ASSIGNMENT
For the entries below, report every line that includes the word "health".

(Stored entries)
◆ ◆ ◆
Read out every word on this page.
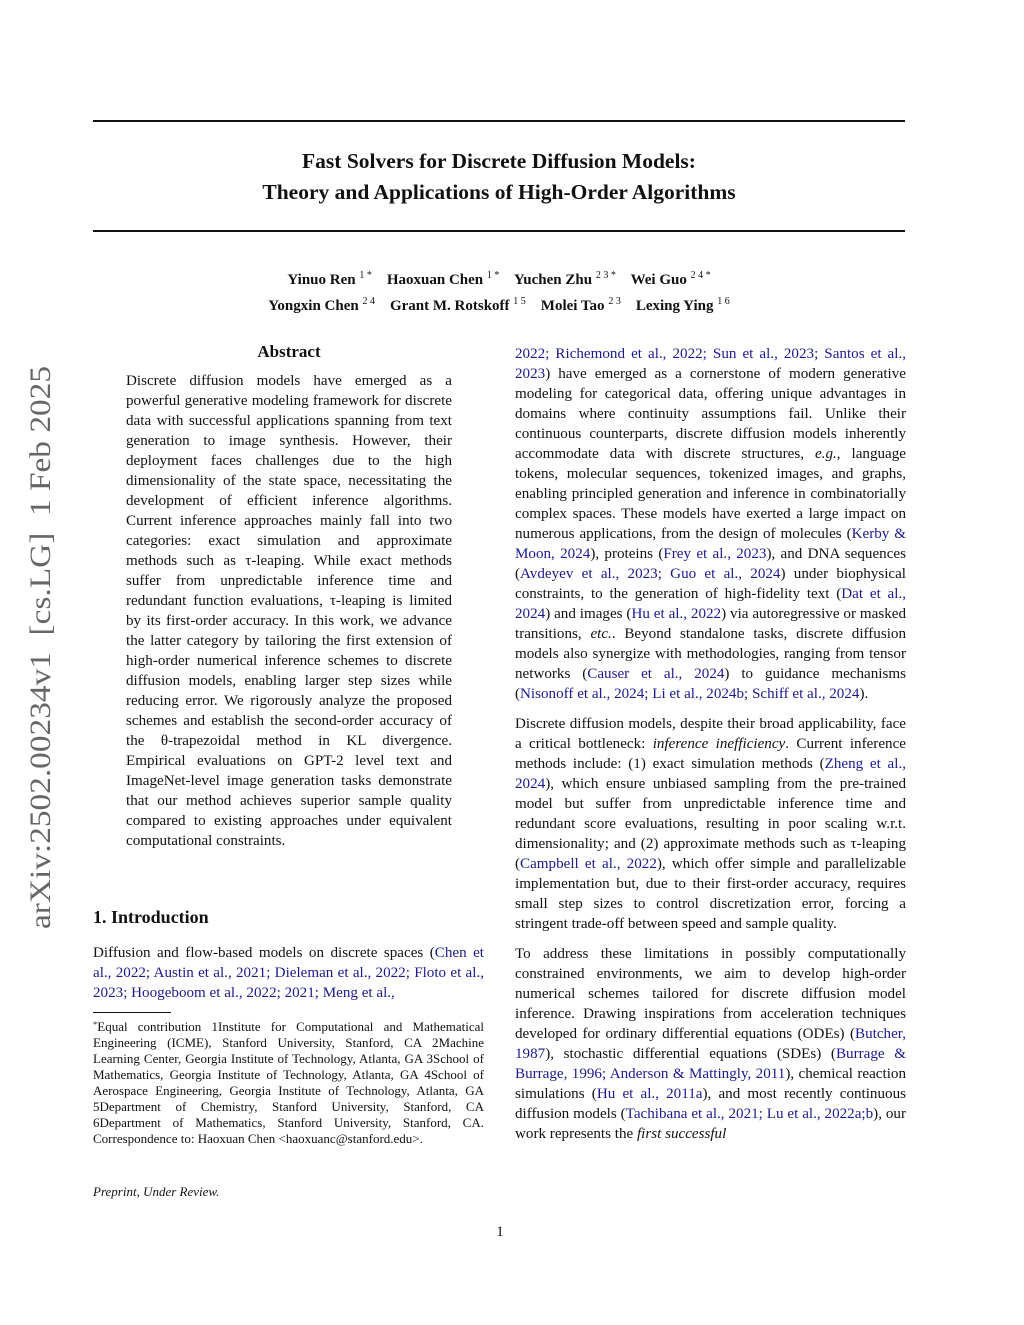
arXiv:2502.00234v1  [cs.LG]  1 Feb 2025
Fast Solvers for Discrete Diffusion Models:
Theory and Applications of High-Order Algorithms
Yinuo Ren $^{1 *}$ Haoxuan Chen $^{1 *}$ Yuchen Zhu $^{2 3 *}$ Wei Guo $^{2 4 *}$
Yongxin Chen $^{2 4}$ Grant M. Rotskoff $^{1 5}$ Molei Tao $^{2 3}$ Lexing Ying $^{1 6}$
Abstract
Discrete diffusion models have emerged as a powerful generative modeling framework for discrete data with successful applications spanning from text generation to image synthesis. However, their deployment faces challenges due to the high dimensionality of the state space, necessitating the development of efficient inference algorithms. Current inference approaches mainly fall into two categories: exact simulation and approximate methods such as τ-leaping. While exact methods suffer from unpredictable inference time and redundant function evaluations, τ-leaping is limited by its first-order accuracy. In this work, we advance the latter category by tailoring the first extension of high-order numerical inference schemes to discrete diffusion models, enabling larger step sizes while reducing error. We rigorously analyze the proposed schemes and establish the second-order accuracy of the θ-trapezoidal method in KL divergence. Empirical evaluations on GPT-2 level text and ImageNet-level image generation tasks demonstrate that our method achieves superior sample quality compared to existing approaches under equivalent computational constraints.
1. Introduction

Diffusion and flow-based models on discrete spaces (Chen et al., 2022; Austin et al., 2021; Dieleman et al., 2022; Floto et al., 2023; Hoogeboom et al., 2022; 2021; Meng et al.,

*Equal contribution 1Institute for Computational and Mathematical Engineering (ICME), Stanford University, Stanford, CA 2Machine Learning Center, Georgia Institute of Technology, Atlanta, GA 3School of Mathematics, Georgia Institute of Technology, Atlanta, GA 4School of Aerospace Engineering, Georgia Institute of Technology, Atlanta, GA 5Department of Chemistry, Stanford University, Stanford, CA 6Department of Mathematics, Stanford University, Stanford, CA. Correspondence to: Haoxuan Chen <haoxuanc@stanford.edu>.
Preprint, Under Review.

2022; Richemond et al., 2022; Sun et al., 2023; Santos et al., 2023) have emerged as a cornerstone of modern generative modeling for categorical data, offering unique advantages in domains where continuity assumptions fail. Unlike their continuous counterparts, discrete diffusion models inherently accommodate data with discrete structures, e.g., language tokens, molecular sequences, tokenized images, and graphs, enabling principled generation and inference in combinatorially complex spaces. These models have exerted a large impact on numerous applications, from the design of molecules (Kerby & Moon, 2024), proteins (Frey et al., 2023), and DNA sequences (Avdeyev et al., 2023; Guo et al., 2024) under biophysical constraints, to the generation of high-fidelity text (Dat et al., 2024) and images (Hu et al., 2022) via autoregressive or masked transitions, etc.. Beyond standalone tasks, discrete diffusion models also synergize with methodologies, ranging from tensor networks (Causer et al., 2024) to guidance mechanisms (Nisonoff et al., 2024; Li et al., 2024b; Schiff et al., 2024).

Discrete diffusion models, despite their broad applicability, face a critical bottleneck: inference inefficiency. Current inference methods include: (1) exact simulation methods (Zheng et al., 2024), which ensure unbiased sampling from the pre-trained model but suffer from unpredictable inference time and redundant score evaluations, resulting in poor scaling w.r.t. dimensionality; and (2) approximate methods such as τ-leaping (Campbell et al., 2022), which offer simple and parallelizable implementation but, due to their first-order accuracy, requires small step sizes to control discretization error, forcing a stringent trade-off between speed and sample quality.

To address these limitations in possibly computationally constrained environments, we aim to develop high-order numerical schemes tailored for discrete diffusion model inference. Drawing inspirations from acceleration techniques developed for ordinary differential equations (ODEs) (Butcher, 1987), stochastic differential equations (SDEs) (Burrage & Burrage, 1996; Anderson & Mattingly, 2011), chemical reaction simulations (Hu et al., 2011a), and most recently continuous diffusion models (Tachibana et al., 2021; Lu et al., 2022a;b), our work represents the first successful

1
◆ ◆ ◆
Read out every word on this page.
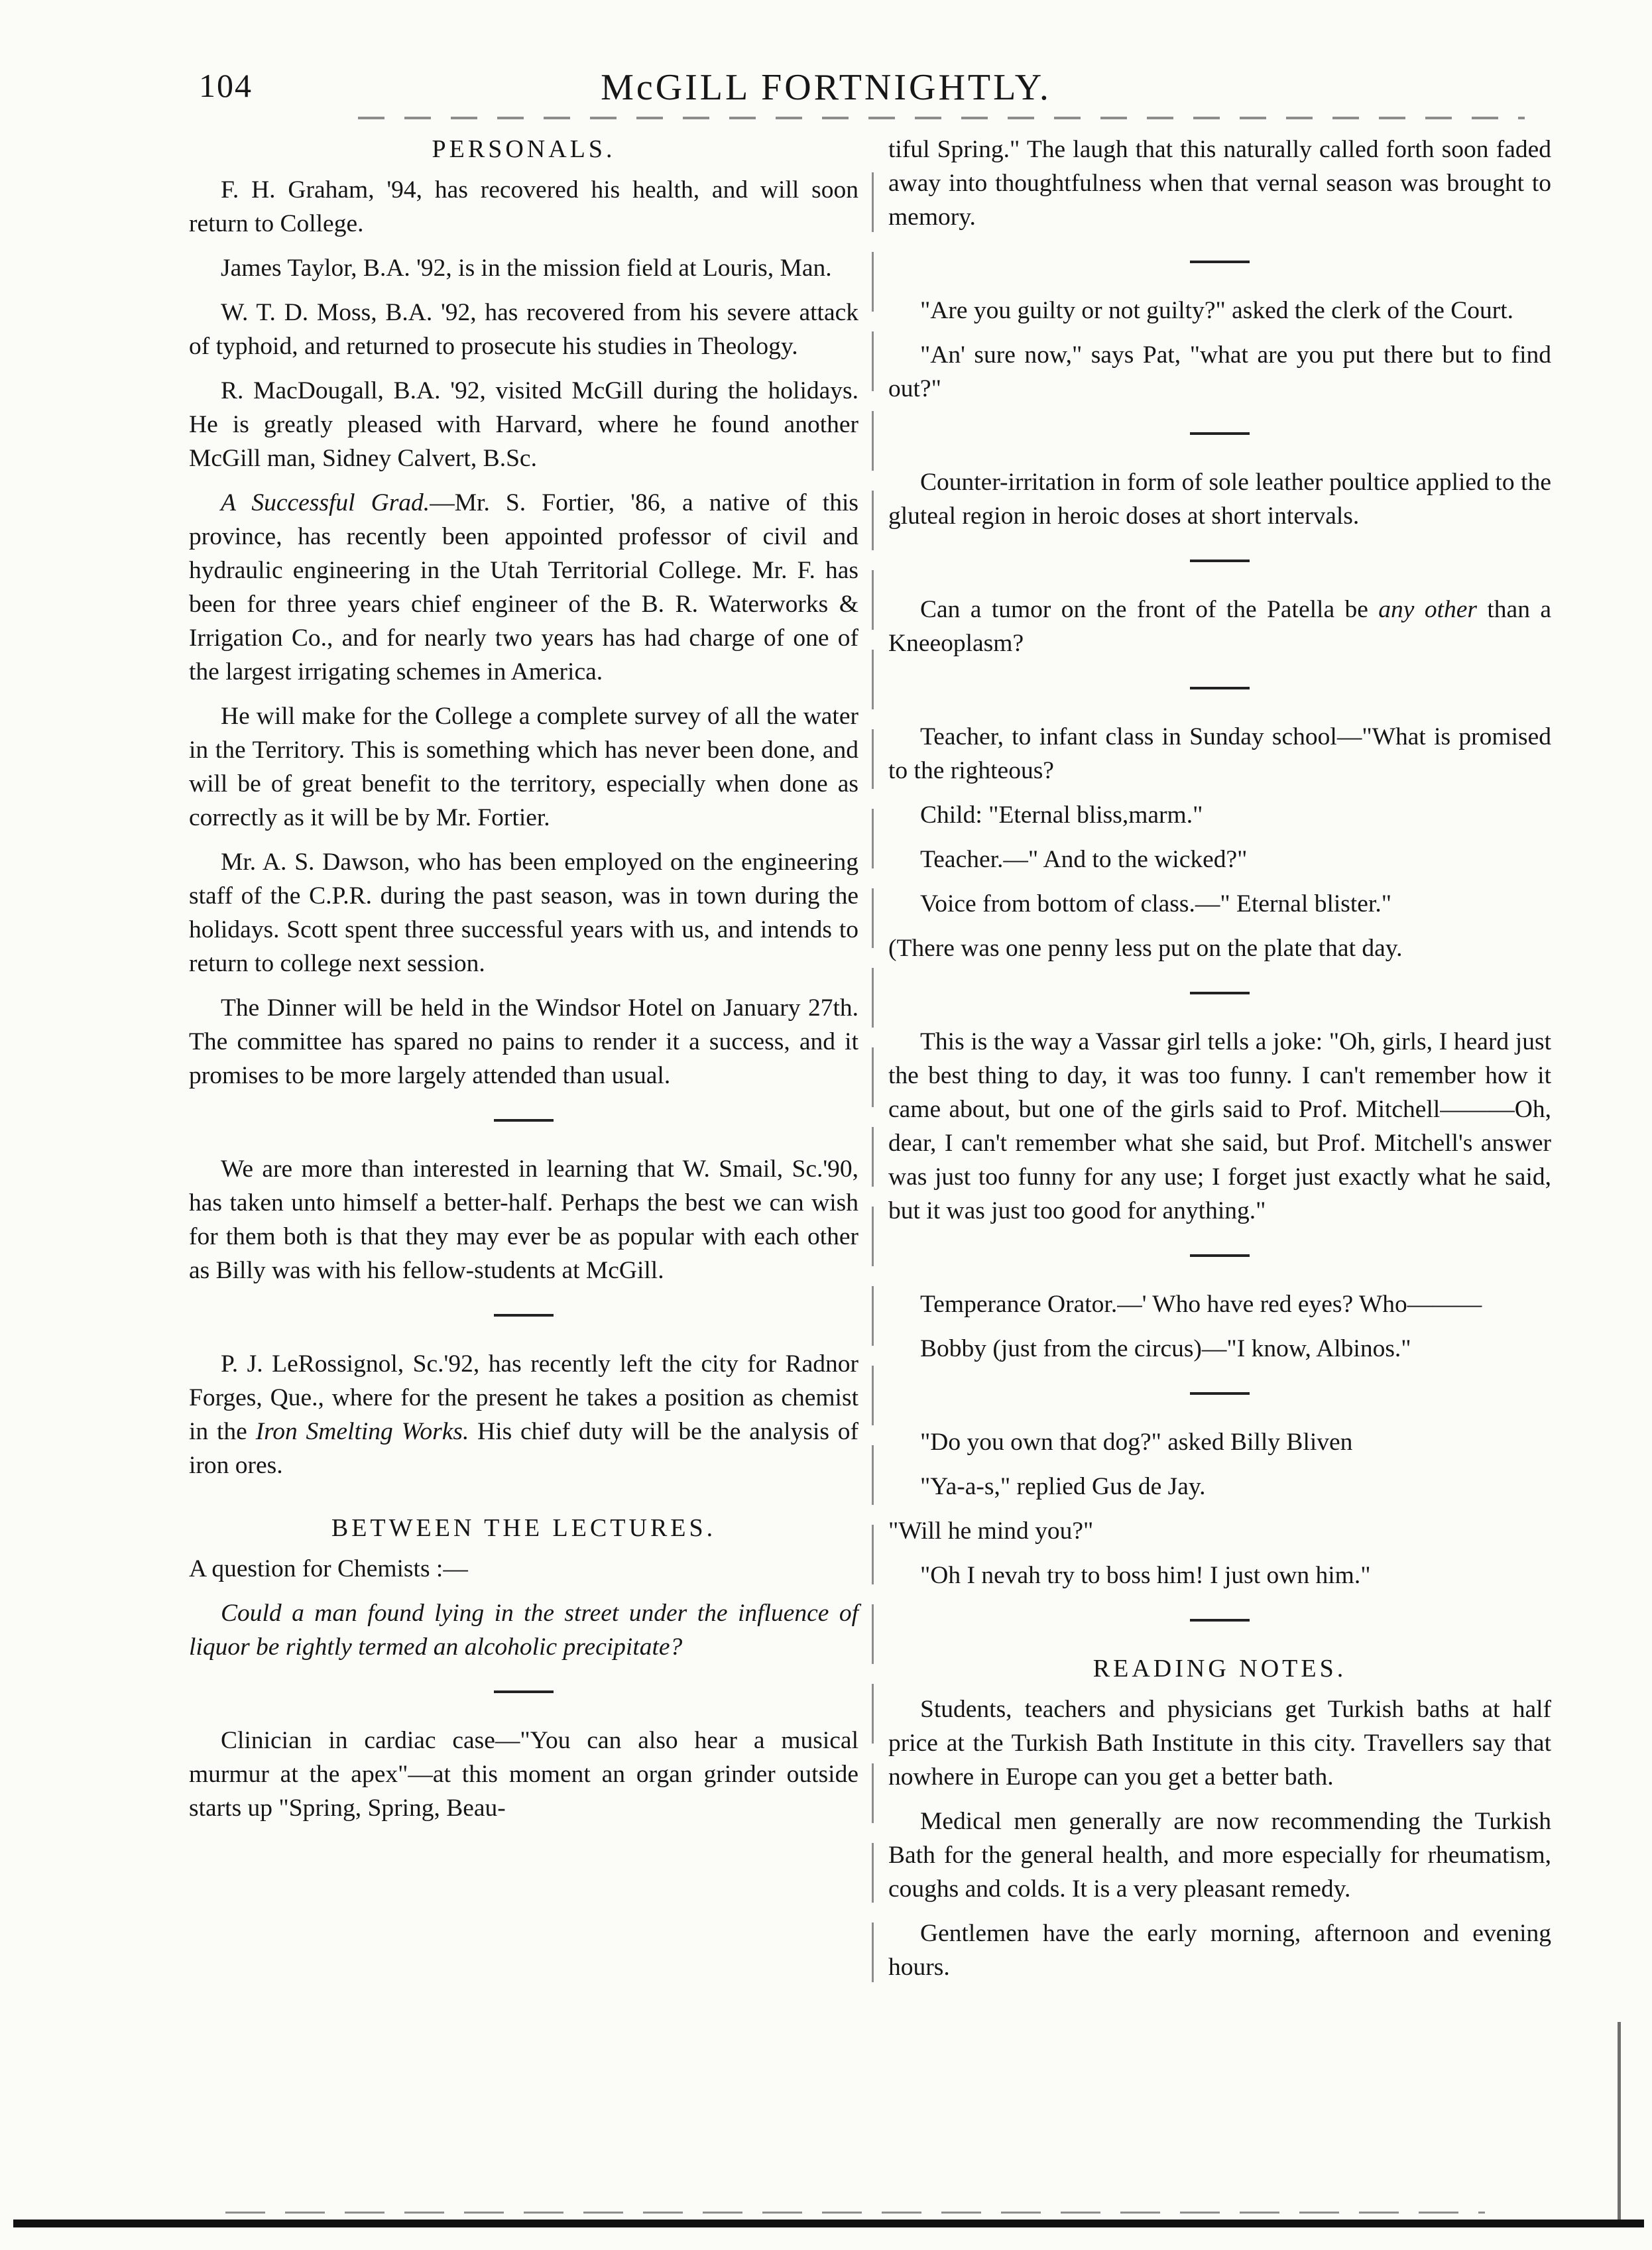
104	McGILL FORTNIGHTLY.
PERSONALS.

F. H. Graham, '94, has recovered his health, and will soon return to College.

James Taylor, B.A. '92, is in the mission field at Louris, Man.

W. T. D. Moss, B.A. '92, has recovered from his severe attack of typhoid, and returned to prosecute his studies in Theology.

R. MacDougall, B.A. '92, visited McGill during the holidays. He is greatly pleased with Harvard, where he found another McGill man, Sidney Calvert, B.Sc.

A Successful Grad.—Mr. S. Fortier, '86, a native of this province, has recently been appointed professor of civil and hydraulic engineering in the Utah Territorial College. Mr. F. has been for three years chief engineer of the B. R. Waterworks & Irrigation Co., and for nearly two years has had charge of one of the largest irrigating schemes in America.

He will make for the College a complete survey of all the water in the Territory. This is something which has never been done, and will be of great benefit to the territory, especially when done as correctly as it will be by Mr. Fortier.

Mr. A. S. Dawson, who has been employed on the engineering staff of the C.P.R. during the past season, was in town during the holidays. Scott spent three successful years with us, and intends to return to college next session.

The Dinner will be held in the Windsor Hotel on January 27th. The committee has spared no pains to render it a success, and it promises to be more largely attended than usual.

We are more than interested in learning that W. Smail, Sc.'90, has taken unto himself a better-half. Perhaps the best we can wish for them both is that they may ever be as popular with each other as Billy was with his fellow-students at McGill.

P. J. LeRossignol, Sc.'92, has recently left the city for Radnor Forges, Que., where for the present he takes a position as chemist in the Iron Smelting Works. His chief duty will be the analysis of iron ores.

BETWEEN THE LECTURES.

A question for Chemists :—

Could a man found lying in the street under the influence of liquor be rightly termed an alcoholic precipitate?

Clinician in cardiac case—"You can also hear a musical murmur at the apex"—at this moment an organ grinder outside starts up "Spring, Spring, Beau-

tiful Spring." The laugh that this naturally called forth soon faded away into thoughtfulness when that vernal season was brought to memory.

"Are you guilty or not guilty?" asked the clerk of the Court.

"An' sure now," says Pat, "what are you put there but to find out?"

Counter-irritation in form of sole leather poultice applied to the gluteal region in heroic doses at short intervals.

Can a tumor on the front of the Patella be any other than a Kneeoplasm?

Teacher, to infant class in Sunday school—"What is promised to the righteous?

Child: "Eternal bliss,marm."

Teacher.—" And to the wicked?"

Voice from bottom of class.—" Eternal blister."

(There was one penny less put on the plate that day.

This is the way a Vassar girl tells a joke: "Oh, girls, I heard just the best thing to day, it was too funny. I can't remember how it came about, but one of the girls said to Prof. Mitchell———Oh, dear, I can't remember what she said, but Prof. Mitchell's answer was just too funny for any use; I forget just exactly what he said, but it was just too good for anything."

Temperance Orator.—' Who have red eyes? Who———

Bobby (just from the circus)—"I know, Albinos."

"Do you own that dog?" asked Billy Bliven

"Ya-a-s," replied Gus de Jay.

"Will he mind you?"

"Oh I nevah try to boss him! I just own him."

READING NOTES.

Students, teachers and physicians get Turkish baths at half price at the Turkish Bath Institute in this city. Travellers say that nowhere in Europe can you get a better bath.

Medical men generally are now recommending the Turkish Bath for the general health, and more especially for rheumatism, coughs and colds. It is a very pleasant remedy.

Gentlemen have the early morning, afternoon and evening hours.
◆ ◆ ◆
REPLY TO THE EXERCISE
F. H. Graham, '94, has recovered his health, and will soon return to College.
Medical men generally are now recommending the Turkish Bath for the general health, and more especially for rheumatism, coughs and colds. It is a very pleasant remedy.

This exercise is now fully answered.